__INSTRUCTION__. Return all of the entries word for word, but omit the pictures they contain.

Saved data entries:

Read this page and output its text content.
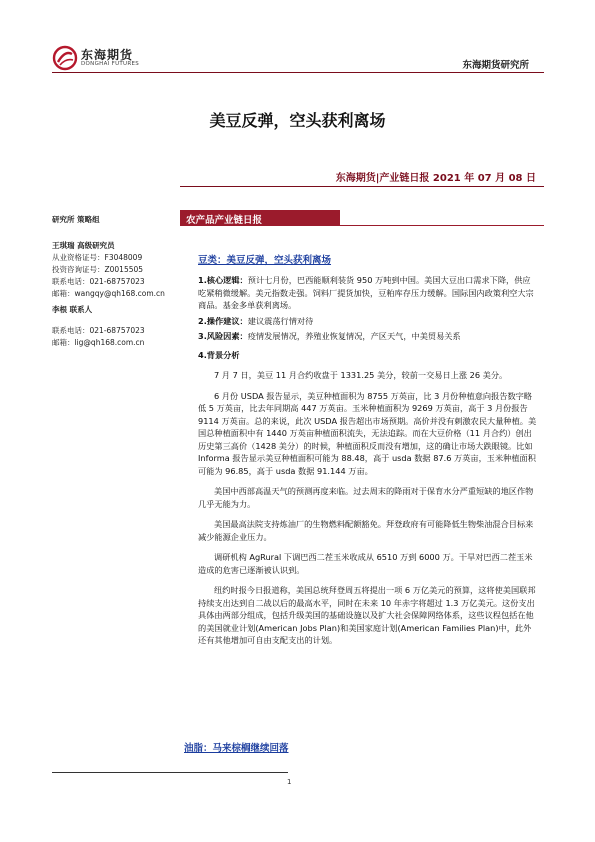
东海期货
DONGHAI FUTURES	东海期货研究所
美豆反弹，空头获利离场
东海期货|产业链日报 2021 年 07 月 08 日
研究所 策略组
王琪瑞 高级研究员
从业资格证号：F3048009
投资咨询证号：Z0015505
联系电话：021-68757023
邮箱：wangqy@qh168.com.cn
李根 联系人
联系电话：021-68757023
邮箱：lig@qh168.com.cn
农产品产业链日报
豆类：美豆反弹，空头获利离场

1.核心逻辑：预计七月份，巴西能顺利装货 950 万吨到中国。美国大豆出口需求下降，供应吃紧稍微缓解。美元指数走强。饲料厂提货加快，豆粕库存压力缓解。国际国内政策利空大宗商品。基金多单获利离场。

2.操作建议：建议震荡行情对待

3.风险因素：疫情发展情况，养殖业恢复情况，产区天气，中美贸易关系

4.背景分析

7 月 7 日，美豆 11 月合约收盘于 1331.25 美分，较前一交易日上涨 26 美分。

6 月份 USDA 报告显示，美豆种植面积为 8755 万英亩，比 3 月份种植意向报告数字略低 5 万英亩，比去年同期高 447 万英亩。玉米种植面积为 9269 万英亩，高于 3 月份报告 9114 万英亩。总的来说，此次 USDA 报告超出市场预期。高价并没有刺激农民大量种植。美国总种植面积中有 1440 万英亩种植面积流失，无法追踪。而在大豆价格（11 月合约）创出历史第三高价（1428 美分）的时候，种植面积反而没有增加，这的确让市场大跌眼镜。比如 Informa 报告显示美豆种植面积可能为 88.48，高于 usda 数据 87.6 万英亩，玉米种植面积可能为 96.85，高于 usda 数据 91.144 万亩。

美国中西部高温天气的预测再度来临。过去周末的降雨对于保育水分严重短缺的地区作物几乎无能为力。

美国最高法院支持炼油厂的生物燃料配额豁免。拜登政府有可能降低生物柴油混合目标来减少能源企业压力。

调研机构 AgRural 下调巴西二茬玉米收成从 6510 万到 6000 万。干旱对巴西二茬玉米造成的危害已逐渐被认识到。

纽约时报今日报道称，美国总统拜登周五将提出一项 6 万亿美元的预算，这将使美国联邦持续支出达到自二战以后的最高水平，同时在未来 10 年赤字将超过 1.3 万亿美元。这份支出具体由两部分组成，包括升级美国的基础设施以及扩大社会保障网络体系，这些议程包括在他的美国就业计划(American Jobs Plan)和美国家庭计划(American Families Plan)中，此外还有其他增加可自由支配支出的计划。

油脂：马来棕榈继续回落
1
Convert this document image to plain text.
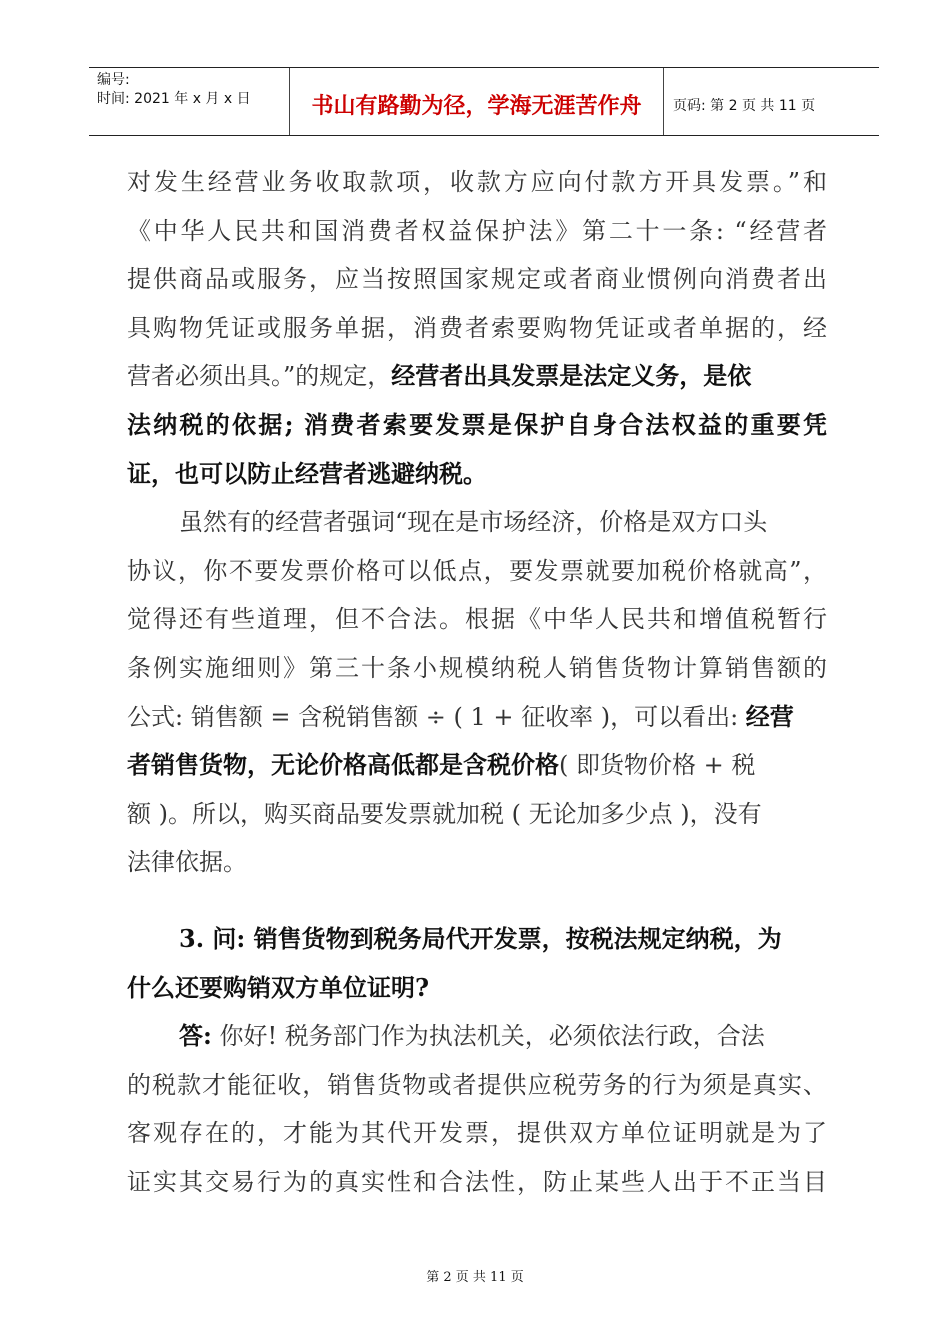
编号:
时间: 2021 年 x 月 x 日	书山有路勤为径，学海无涯苦作舟	页码: 第 2 页 共 11 页
对发生经营业务收取款项，收款方应向付款方开具发票。”和
《中华人民共和国消费者权益保护法》第二十一条: “经营者
提供商品或服务，应当按照国家规定或者商业惯例向消费者出
具购物凭证或服务单据，消费者索要购物凭证或者单据的，经
营者必须出具。”的规定，经营者出具发票是法定义务，是依
法纳税的依据; 消费者索要发票是保护自身合法权益的重要凭
证，也可以防止经营者逃避纳税。
虽然有的经营者强词“现在是市场经济，价格是双方口头
协议，你不要发票价格可以低点，要发票就要加税价格就高”，
觉得还有些道理，但不合法。根据《中华人民共和增值税暂行
条例实施细则》第三十条小规模纳税人销售货物计算销售额的
公式: 销售额 = 含税销售额 ÷ ( 1 + 征收率 )，可以看出: 经营
者销售货物，无论价格高低都是含税价格( 即货物价格 + 税
额 )。所以，购买商品要发票就加税 ( 无论加多少点 )，没有
法律依据。
3. 问: 销售货物到税务局代开发票，按税法规定纳税，为
什么还要购销双方单位证明?
答: 你好! 税务部门作为执法机关，必须依法行政，合法
的税款才能征收，销售货物或者提供应税劳务的行为须是真实、
客观存在的，才能为其代开发票，提供双方单位证明就是为了
证实其交易行为的真实性和合法性，防止某些人出于不正当目
第 2 页 共 11 页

__SOLUTION TO THIS EXERCISE__.
Read this page and output its text content.
东海期货
DONGHAI FUTURES	东海期货研究所
美豆反弹，空头获利离场
东海期货|产业链日报 2021 年 07 月 08 日
研究所 策略组
王琪瑞 高级研究员
从业资格证号：F3048009
投资咨询证号：Z0015505
联系电话：021-68757023
邮箱：wangqy@qh168.com.cn
李根 联系人
联系电话：021-68757023
邮箱：lig@qh168.com.cn
农产品产业链日报
豆类：美豆反弹，空头获利离场

1.核心逻辑：预计七月份，巴西能顺利装货 950 万吨到中国。美国大豆出口需求下降，供应吃紧稍微缓解。美元指数走强。饲料厂提货加快，豆粕库存压力缓解。国际国内政策利空大宗商品。基金多单获利离场。

2.操作建议：建议震荡行情对待

3.风险因素：疫情发展情况，养殖业恢复情况，产区天气，中美贸易关系

4.背景分析

7 月 7 日，美豆 11 月合约收盘于 1331.25 美分，较前一交易日上涨 26 美分。

6 月份 USDA 报告显示，美豆种植面积为 8755 万英亩，比 3 月份种植意向报告数字略低 5 万英亩，比去年同期高 447 万英亩。玉米种植面积为 9269 万英亩，高于 3 月份报告 9114 万英亩。总的来说，此次 USDA 报告超出市场预期。高价并没有刺激农民大量种植。美国总种植面积中有 1440 万英亩种植面积流失，无法追踪。而在大豆价格（11 月合约）创出历史第三高价（1428 美分）的时候，种植面积反而没有增加，这的确让市场大跌眼镜。比如 Informa 报告显示美豆种植面积可能为 88.48，高于 usda 数据 87.6 万英亩，玉米种植面积可能为 96.85，高于 usda 数据 91.144 万亩。

美国中西部高温天气的预测再度来临。过去周末的降雨对于保育水分严重短缺的地区作物几乎无能为力。

美国最高法院支持炼油厂的生物燃料配额豁免。拜登政府有可能降低生物柴油混合目标来减少能源企业压力。

调研机构 AgRural 下调巴西二茬玉米收成从 6510 万到 6000 万。干旱对巴西二茬玉米造成的危害已逐渐被认识到。

纽约时报今日报道称，美国总统拜登周五将提出一项 6 万亿美元的预算，这将使美国联邦持续支出达到自二战以后的最高水平，同时在未来 10 年赤字将超过 1.3 万亿美元。这份支出具体由两部分组成，包括升级美国的基础设施以及扩大社会保障网络体系，这些议程包括在他的美国就业计划(American Jobs Plan)和美国家庭计划(American Families Plan)中，此外还有其他增加可自由支配支出的计划。

油脂：马来棕榈继续回落
1
Convert this document image to plain text.
编号:
时间: 2021 年 x 月 x 日	书山有路勤为径，学海无涯苦作舟	页码: 第 2 页 共 11 页
对发生经营业务收取款项，收款方应向付款方开具发票。”和
《中华人民共和国消费者权益保护法》第二十一条: “经营者
提供商品或服务，应当按照国家规定或者商业惯例向消费者出
具购物凭证或服务单据，消费者索要购物凭证或者单据的，经
营者必须出具。”的规定，经营者出具发票是法定义务，是依
法纳税的依据; 消费者索要发票是保护自身合法权益的重要凭
证，也可以防止经营者逃避纳税。
虽然有的经营者强词“现在是市场经济，价格是双方口头
协议，你不要发票价格可以低点，要发票就要加税价格就高”，
觉得还有些道理，但不合法。根据《中华人民共和增值税暂行
条例实施细则》第三十条小规模纳税人销售货物计算销售额的
公式: 销售额 = 含税销售额 ÷ ( 1 + 征收率 )，可以看出: 经营
者销售货物，无论价格高低都是含税价格( 即货物价格 + 税
额 )。所以，购买商品要发票就加税 ( 无论加多少点 )，没有
法律依据。
3. 问: 销售货物到税务局代开发票，按税法规定纳税，为
什么还要购销双方单位证明?
答: 你好! 税务部门作为执法机关，必须依法行政，合法
的税款才能征收，销售货物或者提供应税劳务的行为须是真实、
客观存在的，才能为其代开发票，提供双方单位证明就是为了
证实其交易行为的真实性和合法性，防止某些人出于不正当目
第 2 页 共 11 页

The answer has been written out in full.